- _Objectives_
1 - According to the extract on the Clenshaw algorithm, who extended the algorithm to obtain derivatives of any order?
2 - Convert the stretch of the records from the start through the line containing "grid-cell[interactable]: B: [123, 283, 156, 321]" into a Markdown table with the columns Nr and Line, leaving out blank lines.

- _Extract to read_
= = = = =

The Clenshaw algorithm, as described by Clenshaw (1955), is a recursive method to evaluate a linear combination of Chebyshev polynomials, and is defined below.

Consider the truncated Chebyshev series

$$\eq{ s_n = \sum_{k=0}^{n} a_k T_k(x). }$$

Now, we define the recurrence

$$ \eq{ \begin{split} & b_n = a_n, \quad b_{n-1} = a_{n-1} + 2 x b_n, \\ & b_k = a_k + 2 x b_{k+1} - b_{k+2}, \quad k = n-2, \ldots, 1 \end{split} }$$

Then, $s_n$ is given by

$$\eq{ s_n = a_0 + x b_1 - b_2. }$$

An extension of this algorithm was obtained by Skrzipek (1998) to get the derivatives of any order. For the first and second order derivatives, we define the recurrence relations

$$ \eq{ \begin{split} & c_{n-1} = 2 b_n, \quad c_{n-2} = 2 b_{n-1} + 2 x c_{n-1}, \\ & c_k = 2 b_{k+1} + 2 x c_{k+1} - c_{k+2}, \quad k = n-3, \ldots, 1, \end{split} }$$$$ \eq{ \begin{split} & d_{n-2} = 2 c_{n-1}, \quad d_{n-3} = 2 c_{n-2} + 2 x d_{n-2}, \\ & d_k = 2 c_{k+1} + 2 x d_{k+1} - d_{k+2}, \quad k = n-4, \ldots, 1, \end{split} }$$

Then, the first and second order derivatives are

$$\eq{ \frac{d s_n}{d x} = b_1 + x c_1 - c_2, }$$$$\eq{ \frac{d^2 s_n}{d x^2} = 2(c_1 + x d_1 - d_2). }$$

The algorithm is implemented in the following Julia function. Notice that, in Julia, the first index is 1, not 0 like in the series defined in $(4)$.

function hessian_clenshaw(f::ChebyshevSeries{T, N}, x::T) where {T, N}
    a = f.coefs
    n = size(a, N)
    dx = 2x

    aₖ, aₙ₋₁, aₙ = (selectdim(a, N, i) for i in n-2:n)
    bₖ, bₖ₊₁ = (Array{T, N-1}(undef, a.size[1:N-1]) for _ in 1:2)
    cₖ, cₖ₊₁ = (Array{T, N-1}(undef, a.size[1:N-1]) for _ in 1:2)
    dₖ, dₖ₊₁ = (Array{T, N-1}(undef, a.size[1:N-1]) for _ in 1:2)

    # bₖ used on the right-hand side actually represents bₖ₊₂.
    # bₖ₊₂ is ommited to reduce allocations. Idem for cₖ₊₂ and dₖ₊₂.
    
    # k = n - 2
    @. bₖ = aₙ  # Here, bₖ is bₖ₊₂
    @. bₖ₊₁ = aₙ₋₁ + dx*bₖ
    @. bₖ = aₖ + dx*bₖ₊₁ - bₖ
    bₖ, bₖ₊₁ = bₖ₊₁, bₖ
    
    # k = n - 3
    @. cₖ = 2aₙ  # Here, cₖ is cₖ₊₂
    @. cₖ₊₁ = 2bₖ + dx*cₖ
    
    aₖ = selectdim(a, N, n-3)

= = = = =

- _Element location listings_

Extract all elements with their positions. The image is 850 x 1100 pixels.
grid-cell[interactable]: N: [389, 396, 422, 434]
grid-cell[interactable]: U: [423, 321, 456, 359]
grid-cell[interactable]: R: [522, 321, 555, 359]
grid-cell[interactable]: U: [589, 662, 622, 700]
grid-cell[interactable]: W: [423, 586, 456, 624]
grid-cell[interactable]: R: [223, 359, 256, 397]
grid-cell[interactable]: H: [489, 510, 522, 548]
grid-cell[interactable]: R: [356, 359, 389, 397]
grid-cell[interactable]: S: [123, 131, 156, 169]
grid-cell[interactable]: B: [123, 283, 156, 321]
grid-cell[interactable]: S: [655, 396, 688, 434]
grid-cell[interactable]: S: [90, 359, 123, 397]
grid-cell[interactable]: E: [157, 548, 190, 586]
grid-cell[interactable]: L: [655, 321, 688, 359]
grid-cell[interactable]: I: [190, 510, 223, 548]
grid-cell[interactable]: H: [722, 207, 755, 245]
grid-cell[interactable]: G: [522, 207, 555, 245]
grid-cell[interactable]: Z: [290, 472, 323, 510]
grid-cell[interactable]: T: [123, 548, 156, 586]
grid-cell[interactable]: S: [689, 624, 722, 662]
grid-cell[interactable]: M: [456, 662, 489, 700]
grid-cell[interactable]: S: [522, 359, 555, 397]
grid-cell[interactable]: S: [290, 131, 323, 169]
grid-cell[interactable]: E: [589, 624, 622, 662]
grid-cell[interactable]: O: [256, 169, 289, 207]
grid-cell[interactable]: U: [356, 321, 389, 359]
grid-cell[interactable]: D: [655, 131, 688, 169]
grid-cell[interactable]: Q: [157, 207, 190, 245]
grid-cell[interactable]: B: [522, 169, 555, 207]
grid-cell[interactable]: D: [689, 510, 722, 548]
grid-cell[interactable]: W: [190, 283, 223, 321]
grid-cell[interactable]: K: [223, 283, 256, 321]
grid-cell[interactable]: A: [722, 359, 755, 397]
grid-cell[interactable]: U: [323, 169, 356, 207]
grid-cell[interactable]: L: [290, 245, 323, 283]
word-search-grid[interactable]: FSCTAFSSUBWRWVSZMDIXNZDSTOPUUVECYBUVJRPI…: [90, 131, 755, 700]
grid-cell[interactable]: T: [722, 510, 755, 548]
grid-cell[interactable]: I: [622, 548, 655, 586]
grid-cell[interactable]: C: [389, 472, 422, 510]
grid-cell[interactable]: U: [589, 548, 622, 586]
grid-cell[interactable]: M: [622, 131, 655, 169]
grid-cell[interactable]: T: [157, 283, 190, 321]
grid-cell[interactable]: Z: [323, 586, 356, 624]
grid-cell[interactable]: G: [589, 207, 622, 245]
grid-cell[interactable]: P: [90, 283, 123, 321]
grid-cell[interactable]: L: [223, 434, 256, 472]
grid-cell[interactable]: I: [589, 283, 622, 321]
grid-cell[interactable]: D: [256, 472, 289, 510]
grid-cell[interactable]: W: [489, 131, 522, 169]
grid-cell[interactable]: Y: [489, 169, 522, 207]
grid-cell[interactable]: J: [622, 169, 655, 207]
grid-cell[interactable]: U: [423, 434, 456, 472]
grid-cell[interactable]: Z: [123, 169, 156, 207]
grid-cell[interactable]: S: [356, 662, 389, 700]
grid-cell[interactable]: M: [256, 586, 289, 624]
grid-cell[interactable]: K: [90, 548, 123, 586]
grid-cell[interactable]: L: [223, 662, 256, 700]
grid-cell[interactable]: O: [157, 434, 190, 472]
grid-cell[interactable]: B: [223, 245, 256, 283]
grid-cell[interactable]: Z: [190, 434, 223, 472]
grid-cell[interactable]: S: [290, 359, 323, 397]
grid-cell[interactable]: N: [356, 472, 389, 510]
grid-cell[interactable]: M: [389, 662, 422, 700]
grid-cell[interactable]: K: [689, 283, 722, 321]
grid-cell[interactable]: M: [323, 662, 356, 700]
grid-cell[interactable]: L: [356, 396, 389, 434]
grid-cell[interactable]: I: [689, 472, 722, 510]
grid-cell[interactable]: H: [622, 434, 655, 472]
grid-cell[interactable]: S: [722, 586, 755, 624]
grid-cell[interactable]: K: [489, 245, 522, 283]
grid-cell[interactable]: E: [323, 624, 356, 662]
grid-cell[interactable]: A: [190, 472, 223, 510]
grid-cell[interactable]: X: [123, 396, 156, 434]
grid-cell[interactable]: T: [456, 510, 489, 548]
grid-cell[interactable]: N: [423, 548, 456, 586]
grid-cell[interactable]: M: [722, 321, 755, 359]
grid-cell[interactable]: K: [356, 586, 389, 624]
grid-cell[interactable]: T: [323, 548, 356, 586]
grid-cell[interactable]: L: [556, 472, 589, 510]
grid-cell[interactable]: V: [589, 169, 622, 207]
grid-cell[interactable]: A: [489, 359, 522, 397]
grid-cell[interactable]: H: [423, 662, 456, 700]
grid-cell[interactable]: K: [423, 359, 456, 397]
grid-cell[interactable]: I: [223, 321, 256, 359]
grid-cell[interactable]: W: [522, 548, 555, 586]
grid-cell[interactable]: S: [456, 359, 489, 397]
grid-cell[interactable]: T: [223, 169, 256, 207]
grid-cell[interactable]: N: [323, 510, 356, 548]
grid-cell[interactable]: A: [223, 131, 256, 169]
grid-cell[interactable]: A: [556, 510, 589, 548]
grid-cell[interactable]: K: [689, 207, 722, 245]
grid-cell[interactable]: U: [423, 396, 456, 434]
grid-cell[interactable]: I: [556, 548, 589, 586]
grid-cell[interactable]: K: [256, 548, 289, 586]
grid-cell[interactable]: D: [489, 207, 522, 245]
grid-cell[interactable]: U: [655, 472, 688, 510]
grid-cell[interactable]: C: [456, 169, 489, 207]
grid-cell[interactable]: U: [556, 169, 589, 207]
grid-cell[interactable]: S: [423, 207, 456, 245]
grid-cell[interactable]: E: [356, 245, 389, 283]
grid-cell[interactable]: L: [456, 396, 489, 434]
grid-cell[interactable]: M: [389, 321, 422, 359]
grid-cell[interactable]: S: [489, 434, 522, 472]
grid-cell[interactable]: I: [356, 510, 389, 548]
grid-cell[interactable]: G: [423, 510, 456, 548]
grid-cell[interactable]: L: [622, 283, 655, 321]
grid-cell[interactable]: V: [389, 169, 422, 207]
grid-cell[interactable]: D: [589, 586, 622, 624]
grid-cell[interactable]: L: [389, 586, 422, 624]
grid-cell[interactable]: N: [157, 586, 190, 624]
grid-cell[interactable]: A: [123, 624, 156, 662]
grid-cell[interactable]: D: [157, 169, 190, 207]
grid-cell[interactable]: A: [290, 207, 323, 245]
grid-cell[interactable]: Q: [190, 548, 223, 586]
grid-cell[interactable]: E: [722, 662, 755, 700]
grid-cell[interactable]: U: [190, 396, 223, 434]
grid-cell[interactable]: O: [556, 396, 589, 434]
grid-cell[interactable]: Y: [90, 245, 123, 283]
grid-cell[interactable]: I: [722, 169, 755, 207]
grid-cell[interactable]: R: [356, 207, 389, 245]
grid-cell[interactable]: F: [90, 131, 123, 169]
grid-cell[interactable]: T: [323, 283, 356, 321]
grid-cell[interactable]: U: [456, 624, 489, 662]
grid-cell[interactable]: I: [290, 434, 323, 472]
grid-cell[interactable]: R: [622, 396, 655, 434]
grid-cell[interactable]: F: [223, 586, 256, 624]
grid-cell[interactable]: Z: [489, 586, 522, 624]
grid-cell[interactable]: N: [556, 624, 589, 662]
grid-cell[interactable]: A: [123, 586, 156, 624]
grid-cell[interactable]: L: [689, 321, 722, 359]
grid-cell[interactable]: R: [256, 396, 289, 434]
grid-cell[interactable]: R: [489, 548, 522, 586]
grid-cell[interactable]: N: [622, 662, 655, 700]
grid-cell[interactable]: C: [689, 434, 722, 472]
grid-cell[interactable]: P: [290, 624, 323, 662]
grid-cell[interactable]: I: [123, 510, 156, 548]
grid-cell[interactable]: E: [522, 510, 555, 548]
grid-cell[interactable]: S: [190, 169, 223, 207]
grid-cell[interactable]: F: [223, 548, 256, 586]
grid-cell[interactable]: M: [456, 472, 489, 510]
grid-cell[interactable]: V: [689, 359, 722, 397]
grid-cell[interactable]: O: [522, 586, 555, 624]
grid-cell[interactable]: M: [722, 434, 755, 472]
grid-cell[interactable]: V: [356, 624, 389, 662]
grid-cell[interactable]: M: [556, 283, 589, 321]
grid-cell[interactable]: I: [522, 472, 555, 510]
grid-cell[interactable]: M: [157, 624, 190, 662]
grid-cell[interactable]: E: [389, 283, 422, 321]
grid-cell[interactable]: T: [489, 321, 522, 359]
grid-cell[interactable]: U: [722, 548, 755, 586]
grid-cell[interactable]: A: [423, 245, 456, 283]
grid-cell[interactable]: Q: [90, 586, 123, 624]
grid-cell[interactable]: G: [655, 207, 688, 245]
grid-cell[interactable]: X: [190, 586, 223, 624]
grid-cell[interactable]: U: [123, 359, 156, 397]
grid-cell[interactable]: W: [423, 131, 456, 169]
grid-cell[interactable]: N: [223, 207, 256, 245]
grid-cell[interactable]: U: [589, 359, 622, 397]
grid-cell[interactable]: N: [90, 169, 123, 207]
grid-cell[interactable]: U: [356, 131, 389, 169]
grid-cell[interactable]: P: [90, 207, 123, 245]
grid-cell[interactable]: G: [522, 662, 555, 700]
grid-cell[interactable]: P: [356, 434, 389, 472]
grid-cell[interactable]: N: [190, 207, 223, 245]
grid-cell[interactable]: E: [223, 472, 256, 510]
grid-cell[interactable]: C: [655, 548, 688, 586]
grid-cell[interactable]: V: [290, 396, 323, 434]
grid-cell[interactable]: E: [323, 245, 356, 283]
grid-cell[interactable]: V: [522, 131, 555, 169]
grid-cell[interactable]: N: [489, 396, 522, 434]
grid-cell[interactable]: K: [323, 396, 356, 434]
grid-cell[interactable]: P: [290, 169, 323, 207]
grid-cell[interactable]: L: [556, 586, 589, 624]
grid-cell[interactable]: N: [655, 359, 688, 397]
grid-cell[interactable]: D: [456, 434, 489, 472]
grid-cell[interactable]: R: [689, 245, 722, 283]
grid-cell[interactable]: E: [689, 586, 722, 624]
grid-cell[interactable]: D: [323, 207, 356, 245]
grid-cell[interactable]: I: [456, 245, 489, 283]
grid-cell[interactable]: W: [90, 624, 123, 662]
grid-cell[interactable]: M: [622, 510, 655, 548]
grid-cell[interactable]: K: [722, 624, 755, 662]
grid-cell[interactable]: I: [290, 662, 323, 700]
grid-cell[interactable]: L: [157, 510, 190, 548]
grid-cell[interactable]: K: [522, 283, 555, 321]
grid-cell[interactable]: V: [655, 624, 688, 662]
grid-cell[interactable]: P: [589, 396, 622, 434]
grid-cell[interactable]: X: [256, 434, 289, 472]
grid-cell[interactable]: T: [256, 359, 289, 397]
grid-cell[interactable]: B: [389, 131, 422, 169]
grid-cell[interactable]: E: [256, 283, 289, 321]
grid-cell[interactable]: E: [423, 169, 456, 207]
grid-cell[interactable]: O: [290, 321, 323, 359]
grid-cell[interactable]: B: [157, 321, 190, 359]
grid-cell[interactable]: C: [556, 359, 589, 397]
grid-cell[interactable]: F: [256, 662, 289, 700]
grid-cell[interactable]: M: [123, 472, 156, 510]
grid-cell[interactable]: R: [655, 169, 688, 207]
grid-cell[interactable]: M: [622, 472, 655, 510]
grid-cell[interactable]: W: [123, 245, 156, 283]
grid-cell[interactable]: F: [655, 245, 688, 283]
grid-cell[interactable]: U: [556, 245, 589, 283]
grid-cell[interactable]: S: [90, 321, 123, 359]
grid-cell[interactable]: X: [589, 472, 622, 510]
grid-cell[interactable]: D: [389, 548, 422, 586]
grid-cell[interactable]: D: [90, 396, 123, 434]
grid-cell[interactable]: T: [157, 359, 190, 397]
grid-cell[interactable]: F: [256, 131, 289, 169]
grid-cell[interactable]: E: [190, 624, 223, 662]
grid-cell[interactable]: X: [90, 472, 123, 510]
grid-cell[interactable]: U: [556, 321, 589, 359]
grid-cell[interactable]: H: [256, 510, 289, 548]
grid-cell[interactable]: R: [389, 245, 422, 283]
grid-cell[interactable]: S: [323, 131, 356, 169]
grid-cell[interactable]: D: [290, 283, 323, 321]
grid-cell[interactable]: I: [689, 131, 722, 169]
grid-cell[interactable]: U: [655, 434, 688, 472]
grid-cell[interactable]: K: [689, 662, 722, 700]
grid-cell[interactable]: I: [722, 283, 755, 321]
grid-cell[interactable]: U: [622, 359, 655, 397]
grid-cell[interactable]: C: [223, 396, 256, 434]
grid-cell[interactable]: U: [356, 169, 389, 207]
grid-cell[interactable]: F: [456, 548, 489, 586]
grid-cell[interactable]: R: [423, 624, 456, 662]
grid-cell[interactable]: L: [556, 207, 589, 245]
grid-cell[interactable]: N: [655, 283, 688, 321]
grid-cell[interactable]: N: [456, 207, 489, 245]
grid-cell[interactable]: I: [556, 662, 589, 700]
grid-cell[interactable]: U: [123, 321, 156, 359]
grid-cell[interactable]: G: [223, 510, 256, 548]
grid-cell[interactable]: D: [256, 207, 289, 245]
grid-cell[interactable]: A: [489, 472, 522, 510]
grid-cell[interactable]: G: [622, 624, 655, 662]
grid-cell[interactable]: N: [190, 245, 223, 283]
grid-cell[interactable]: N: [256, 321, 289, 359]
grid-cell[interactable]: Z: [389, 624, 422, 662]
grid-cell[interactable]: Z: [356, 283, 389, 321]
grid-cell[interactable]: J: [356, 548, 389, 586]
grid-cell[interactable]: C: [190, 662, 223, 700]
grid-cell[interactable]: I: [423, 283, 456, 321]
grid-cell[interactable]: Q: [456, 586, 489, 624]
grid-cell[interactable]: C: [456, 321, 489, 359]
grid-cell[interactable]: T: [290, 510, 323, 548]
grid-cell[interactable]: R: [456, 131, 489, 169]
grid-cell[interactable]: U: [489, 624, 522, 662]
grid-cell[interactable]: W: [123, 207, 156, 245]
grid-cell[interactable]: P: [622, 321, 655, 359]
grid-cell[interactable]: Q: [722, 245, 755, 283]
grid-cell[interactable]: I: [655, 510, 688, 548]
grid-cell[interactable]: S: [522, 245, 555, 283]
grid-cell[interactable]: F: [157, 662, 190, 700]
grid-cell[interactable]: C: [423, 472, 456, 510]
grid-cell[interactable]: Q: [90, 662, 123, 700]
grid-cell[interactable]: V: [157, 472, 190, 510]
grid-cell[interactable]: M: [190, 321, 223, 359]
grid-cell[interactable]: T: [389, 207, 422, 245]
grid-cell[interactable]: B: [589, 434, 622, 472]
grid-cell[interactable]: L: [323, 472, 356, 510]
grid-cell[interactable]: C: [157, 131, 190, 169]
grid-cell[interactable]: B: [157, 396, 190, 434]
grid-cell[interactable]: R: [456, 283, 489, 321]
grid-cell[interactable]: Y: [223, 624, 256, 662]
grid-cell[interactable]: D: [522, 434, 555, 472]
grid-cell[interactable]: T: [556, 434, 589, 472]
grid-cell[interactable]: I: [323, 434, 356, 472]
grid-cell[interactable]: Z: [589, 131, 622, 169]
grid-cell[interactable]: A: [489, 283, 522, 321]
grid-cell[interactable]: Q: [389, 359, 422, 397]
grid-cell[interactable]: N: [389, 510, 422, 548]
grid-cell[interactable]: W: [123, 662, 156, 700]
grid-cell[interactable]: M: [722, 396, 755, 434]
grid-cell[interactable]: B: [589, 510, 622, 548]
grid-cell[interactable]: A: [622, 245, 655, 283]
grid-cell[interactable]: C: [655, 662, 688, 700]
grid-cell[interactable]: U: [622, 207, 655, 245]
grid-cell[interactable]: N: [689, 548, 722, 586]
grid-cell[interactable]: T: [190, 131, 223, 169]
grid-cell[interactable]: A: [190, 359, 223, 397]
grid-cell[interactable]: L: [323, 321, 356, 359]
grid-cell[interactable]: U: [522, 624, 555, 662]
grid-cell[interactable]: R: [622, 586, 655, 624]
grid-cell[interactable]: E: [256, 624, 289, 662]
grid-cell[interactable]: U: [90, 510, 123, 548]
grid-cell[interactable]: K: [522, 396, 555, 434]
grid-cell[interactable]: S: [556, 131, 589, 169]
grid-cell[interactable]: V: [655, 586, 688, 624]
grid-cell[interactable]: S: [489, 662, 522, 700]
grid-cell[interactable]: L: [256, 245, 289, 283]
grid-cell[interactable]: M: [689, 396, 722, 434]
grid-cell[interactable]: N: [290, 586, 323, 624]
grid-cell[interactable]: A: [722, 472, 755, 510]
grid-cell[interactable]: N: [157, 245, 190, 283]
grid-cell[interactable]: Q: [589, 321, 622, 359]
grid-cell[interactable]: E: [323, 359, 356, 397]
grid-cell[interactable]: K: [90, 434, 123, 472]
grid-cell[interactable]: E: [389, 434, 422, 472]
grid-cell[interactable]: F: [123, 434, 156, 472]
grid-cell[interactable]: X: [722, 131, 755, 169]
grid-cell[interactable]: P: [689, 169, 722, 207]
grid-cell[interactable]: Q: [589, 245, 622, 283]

= = = = =

- _Per-task outputs_
1 - Skrzipek (1998)

2 -
| Nr | Line |
|---|---|
| 1 | Extract all elements with their positions. The image is 850 x 1100 pixels. |
| 2 | grid-cell[interactable]: N: [389, 396, 422, 434] |
| 3 | grid-cell[interactable]: U: [423, 321, 456, 359] |
| 4 | grid-cell[interactable]: R: [522, 321, 555, 359] |
| 5 | grid-cell[interactable]: U: [589, 662, 622, 700] |
| 6 | grid-cell[interactable]: W: [423, 586, 456, 624] |
| 7 | grid-cell[interactable]: R: [223, 359, 256, 397] |
| 8 | grid-cell[interactable]: H: [489, 510, 522, 548] |
| 9 | grid-cell[interactable]: R: [356, 359, 389, 397] |
| 10 | grid-cell[interactable]: S: [123, 131, 156, 169] |
| 11 | grid-cell[interactable]: B: [123, 283, 156, 321] |